====== The data ======

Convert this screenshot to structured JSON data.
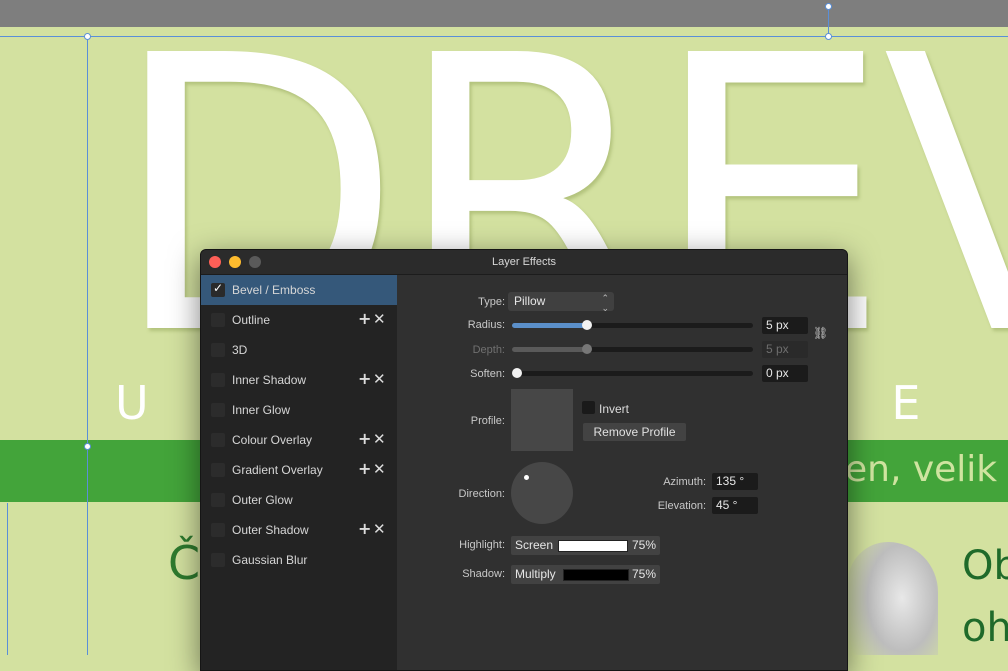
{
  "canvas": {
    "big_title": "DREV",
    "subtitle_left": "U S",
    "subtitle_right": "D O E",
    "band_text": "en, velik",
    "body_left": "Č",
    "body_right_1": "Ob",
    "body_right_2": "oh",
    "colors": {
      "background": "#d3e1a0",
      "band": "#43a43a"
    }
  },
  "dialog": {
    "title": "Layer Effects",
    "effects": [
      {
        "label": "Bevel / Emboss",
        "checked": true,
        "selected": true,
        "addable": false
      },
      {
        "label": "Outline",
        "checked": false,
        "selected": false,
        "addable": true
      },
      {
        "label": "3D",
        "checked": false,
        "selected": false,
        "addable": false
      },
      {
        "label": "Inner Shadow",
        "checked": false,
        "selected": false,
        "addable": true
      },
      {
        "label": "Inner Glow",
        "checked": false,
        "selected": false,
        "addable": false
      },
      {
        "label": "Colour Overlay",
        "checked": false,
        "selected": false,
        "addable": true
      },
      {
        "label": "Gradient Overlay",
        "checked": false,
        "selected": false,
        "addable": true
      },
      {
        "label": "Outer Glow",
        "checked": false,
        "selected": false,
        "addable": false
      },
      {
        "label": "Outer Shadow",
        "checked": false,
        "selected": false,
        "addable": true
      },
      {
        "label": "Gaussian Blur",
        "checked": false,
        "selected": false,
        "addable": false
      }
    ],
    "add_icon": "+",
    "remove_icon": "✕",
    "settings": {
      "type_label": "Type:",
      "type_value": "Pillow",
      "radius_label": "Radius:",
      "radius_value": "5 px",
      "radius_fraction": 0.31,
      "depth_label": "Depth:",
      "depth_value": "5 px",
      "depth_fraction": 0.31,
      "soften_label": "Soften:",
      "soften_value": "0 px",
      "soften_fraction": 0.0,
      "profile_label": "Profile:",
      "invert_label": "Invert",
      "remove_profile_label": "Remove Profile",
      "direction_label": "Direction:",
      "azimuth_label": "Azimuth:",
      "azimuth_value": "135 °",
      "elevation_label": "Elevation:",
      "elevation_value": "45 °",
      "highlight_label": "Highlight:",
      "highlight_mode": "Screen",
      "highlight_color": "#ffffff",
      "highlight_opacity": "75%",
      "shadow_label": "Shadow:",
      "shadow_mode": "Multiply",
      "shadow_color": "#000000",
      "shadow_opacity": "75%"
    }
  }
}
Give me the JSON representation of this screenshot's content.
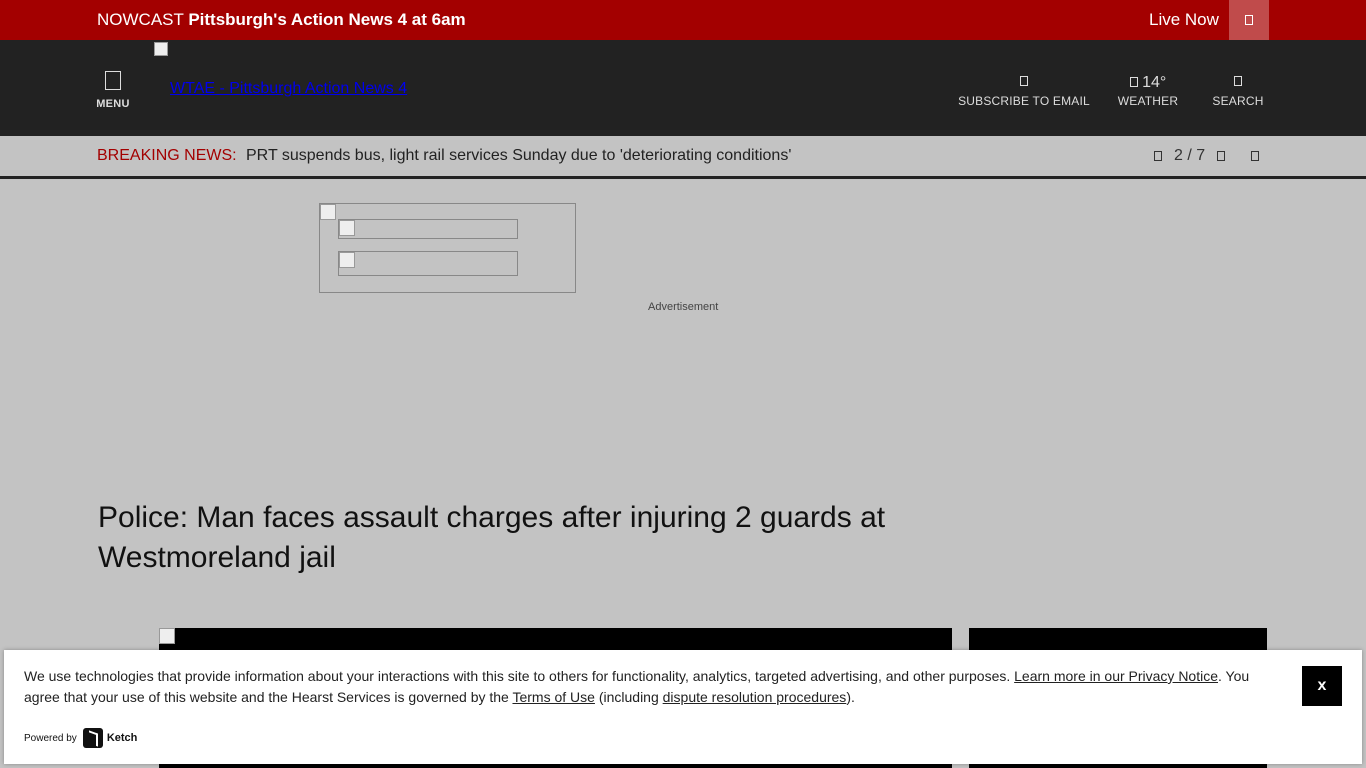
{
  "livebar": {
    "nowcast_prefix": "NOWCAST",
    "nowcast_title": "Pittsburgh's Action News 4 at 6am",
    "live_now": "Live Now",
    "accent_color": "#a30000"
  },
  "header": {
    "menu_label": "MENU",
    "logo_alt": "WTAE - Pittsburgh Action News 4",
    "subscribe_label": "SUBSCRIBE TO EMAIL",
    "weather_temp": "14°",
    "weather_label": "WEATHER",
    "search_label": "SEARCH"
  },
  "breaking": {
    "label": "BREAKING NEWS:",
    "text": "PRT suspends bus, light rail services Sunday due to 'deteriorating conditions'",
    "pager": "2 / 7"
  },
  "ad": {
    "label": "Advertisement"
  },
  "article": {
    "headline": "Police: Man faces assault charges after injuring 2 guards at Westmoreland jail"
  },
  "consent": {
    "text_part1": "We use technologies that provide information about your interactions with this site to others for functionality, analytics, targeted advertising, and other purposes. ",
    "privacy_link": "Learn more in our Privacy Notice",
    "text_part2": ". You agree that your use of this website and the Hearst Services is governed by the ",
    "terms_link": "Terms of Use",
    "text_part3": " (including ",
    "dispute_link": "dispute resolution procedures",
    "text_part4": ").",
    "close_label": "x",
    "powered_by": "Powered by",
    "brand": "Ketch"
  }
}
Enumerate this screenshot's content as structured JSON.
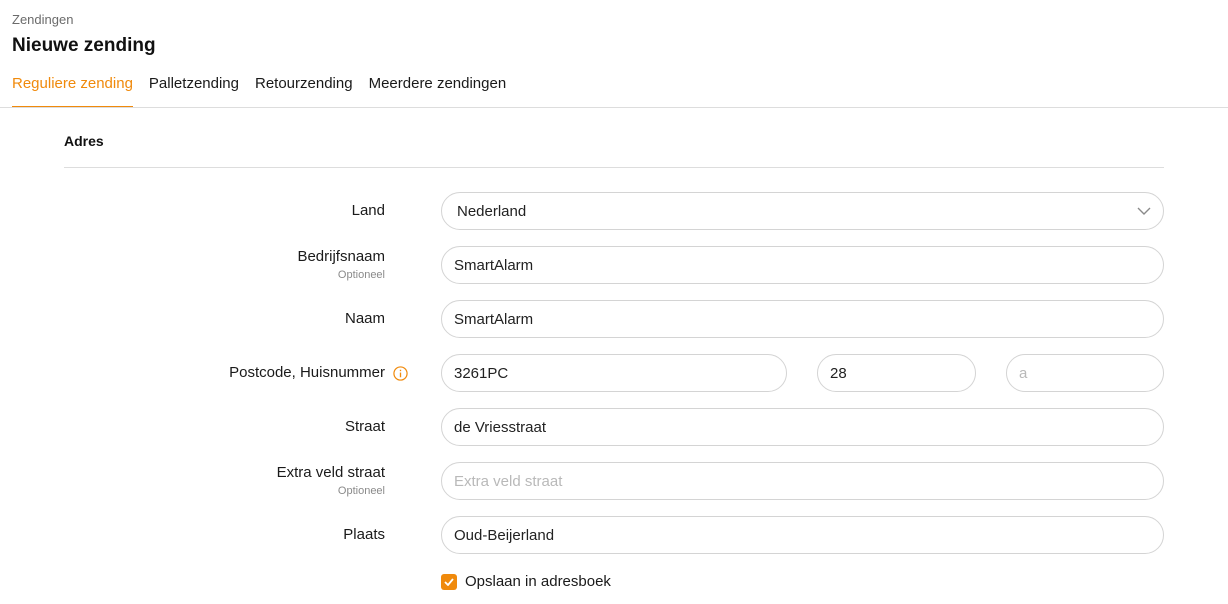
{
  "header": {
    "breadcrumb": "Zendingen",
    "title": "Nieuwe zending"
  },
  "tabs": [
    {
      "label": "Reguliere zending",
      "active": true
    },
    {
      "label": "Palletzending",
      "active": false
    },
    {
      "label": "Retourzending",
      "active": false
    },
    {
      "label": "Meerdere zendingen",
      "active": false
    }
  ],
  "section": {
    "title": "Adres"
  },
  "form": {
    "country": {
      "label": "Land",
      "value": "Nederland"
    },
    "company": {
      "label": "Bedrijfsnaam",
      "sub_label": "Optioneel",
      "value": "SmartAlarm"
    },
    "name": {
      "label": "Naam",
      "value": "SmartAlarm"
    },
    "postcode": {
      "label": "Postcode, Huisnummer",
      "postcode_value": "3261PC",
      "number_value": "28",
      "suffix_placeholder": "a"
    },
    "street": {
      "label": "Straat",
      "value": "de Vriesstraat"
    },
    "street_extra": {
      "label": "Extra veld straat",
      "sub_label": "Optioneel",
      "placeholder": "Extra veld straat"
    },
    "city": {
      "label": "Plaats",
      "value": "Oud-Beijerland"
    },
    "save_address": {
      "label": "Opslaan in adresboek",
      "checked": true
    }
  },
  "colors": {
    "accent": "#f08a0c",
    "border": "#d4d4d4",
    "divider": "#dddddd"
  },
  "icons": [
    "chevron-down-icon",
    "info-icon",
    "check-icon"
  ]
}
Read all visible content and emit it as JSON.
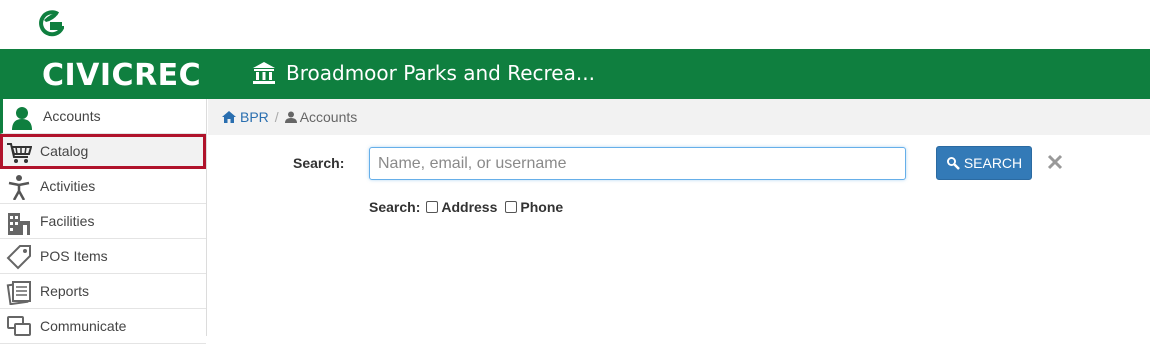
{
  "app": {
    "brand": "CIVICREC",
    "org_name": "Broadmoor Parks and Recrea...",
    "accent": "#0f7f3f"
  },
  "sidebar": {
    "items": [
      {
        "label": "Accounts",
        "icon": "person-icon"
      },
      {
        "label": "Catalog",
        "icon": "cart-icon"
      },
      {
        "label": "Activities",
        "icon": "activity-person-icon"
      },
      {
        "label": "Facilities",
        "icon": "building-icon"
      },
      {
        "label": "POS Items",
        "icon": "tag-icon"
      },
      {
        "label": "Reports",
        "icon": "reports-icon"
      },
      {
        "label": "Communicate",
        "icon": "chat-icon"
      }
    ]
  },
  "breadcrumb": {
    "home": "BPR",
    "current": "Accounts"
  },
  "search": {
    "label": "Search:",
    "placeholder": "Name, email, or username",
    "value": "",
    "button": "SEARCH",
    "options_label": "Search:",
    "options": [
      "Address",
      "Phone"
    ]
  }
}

======

Exercise aim: Set the listing down in full and exactly. Pictures within it should not appear in the copy.

The solution:
Convert this screenshot to structured JSON data.
{
  "canvas": {
    "big_title": "DREV",
    "subtitle_left": "U S",
    "subtitle_right": "D O E",
    "band_text": "en, velik",
    "body_left": "Č",
    "body_right_1": "Ob",
    "body_right_2": "oh",
    "colors": {
      "background": "#d3e1a0",
      "band": "#43a43a"
    }
  },
  "dialog": {
    "title": "Layer Effects",
    "effects": [
      {
        "label": "Bevel / Emboss",
        "checked": true,
        "selected": true,
        "addable": false
      },
      {
        "label": "Outline",
        "checked": false,
        "selected": false,
        "addable": true
      },
      {
        "label": "3D",
        "checked": false,
        "selected": false,
        "addable": false
      },
      {
        "label": "Inner Shadow",
        "checked": false,
        "selected": false,
        "addable": true
      },
      {
        "label": "Inner Glow",
        "checked": false,
        "selected": false,
        "addable": false
      },
      {
        "label": "Colour Overlay",
        "checked": false,
        "selected": false,
        "addable": true
      },
      {
        "label": "Gradient Overlay",
        "checked": false,
        "selected": false,
        "addable": true
      },
      {
        "label": "Outer Glow",
        "checked": false,
        "selected": false,
        "addable": false
      },
      {
        "label": "Outer Shadow",
        "checked": false,
        "selected": false,
        "addable": true
      },
      {
        "label": "Gaussian Blur",
        "checked": false,
        "selected": false,
        "addable": false
      }
    ],
    "add_icon": "+",
    "remove_icon": "✕",
    "settings": {
      "type_label": "Type:",
      "type_value": "Pillow",
      "radius_label": "Radius:",
      "radius_value": "5 px",
      "radius_fraction": 0.31,
      "depth_label": "Depth:",
      "depth_value": "5 px",
      "depth_fraction": 0.31,
      "soften_label": "Soften:",
      "soften_value": "0 px",
      "soften_fraction": 0.0,
      "profile_label": "Profile:",
      "invert_label": "Invert",
      "remove_profile_label": "Remove Profile",
      "direction_label": "Direction:",
      "azimuth_label": "Azimuth:",
      "azimuth_value": "135 °",
      "elevation_label": "Elevation:",
      "elevation_value": "45 °",
      "highlight_label": "Highlight:",
      "highlight_mode": "Screen",
      "highlight_color": "#ffffff",
      "highlight_opacity": "75%",
      "shadow_label": "Shadow:",
      "shadow_mode": "Multiply",
      "shadow_color": "#000000",
      "shadow_opacity": "75%"
    }
  }
}
Give me the JSON representation of this screenshot's content.
{
  "livebar": {
    "nowcast_prefix": "NOWCAST",
    "nowcast_title": "Pittsburgh's Action News 4 at 6am",
    "live_now": "Live Now",
    "accent_color": "#a30000"
  },
  "header": {
    "menu_label": "MENU",
    "logo_alt": "WTAE - Pittsburgh Action News 4",
    "subscribe_label": "SUBSCRIBE TO EMAIL",
    "weather_temp": "14°",
    "weather_label": "WEATHER",
    "search_label": "SEARCH"
  },
  "breaking": {
    "label": "BREAKING NEWS:",
    "text": "PRT suspends bus, light rail services Sunday due to 'deteriorating conditions'",
    "pager": "2 / 7"
  },
  "ad": {
    "label": "Advertisement"
  },
  "article": {
    "headline": "Police: Man faces assault charges after injuring 2 guards at Westmoreland jail"
  },
  "consent": {
    "text_part1": "We use technologies that provide information about your interactions with this site to others for functionality, analytics, targeted advertising, and other purposes. ",
    "privacy_link": "Learn more in our Privacy Notice",
    "text_part2": ". You agree that your use of this website and the Hearst Services is governed by the ",
    "terms_link": "Terms of Use",
    "text_part3": " (including ",
    "dispute_link": "dispute resolution procedures",
    "text_part4": ").",
    "close_label": "x",
    "powered_by": "Powered by",
    "brand": "Ketch"
  }
}
Enumerate this screenshot's content as structured JSON.
{
  "header": {
    "breadcrumb": "Zendingen",
    "title": "Nieuwe zending"
  },
  "tabs": [
    {
      "label": "Reguliere zending",
      "active": true
    },
    {
      "label": "Palletzending",
      "active": false
    },
    {
      "label": "Retourzending",
      "active": false
    },
    {
      "label": "Meerdere zendingen",
      "active": false
    }
  ],
  "section": {
    "title": "Adres"
  },
  "form": {
    "country": {
      "label": "Land",
      "value": "Nederland"
    },
    "company": {
      "label": "Bedrijfsnaam",
      "sub_label": "Optioneel",
      "value": "SmartAlarm"
    },
    "name": {
      "label": "Naam",
      "value": "SmartAlarm"
    },
    "postcode": {
      "label": "Postcode, Huisnummer",
      "postcode_value": "3261PC",
      "number_value": "28",
      "suffix_placeholder": "a"
    },
    "street": {
      "label": "Straat",
      "value": "de Vriesstraat"
    },
    "street_extra": {
      "label": "Extra veld straat",
      "sub_label": "Optioneel",
      "placeholder": "Extra veld straat"
    },
    "city": {
      "label": "Plaats",
      "value": "Oud-Beijerland"
    },
    "save_address": {
      "label": "Opslaan in adresboek",
      "checked": true
    }
  },
  "colors": {
    "accent": "#f08a0c",
    "border": "#d4d4d4",
    "divider": "#dddddd"
  },
  "icons": [
    "chevron-down-icon",
    "info-icon",
    "check-icon"
  ]
}
Read all visible content and emit it as JSON.
{
  "app": {
    "brand": "CIVICREC",
    "org_name": "Broadmoor Parks and Recrea...",
    "accent": "#0f7f3f"
  },
  "sidebar": {
    "items": [
      {
        "label": "Accounts",
        "icon": "person-icon"
      },
      {
        "label": "Catalog",
        "icon": "cart-icon"
      },
      {
        "label": "Activities",
        "icon": "activity-person-icon"
      },
      {
        "label": "Facilities",
        "icon": "building-icon"
      },
      {
        "label": "POS Items",
        "icon": "tag-icon"
      },
      {
        "label": "Reports",
        "icon": "reports-icon"
      },
      {
        "label": "Communicate",
        "icon": "chat-icon"
      }
    ]
  },
  "breadcrumb": {
    "home": "BPR",
    "current": "Accounts"
  },
  "search": {
    "label": "Search:",
    "placeholder": "Name, email, or username",
    "value": "",
    "button": "SEARCH",
    "options_label": "Search:",
    "options": [
      "Address",
      "Phone"
    ]
  }
}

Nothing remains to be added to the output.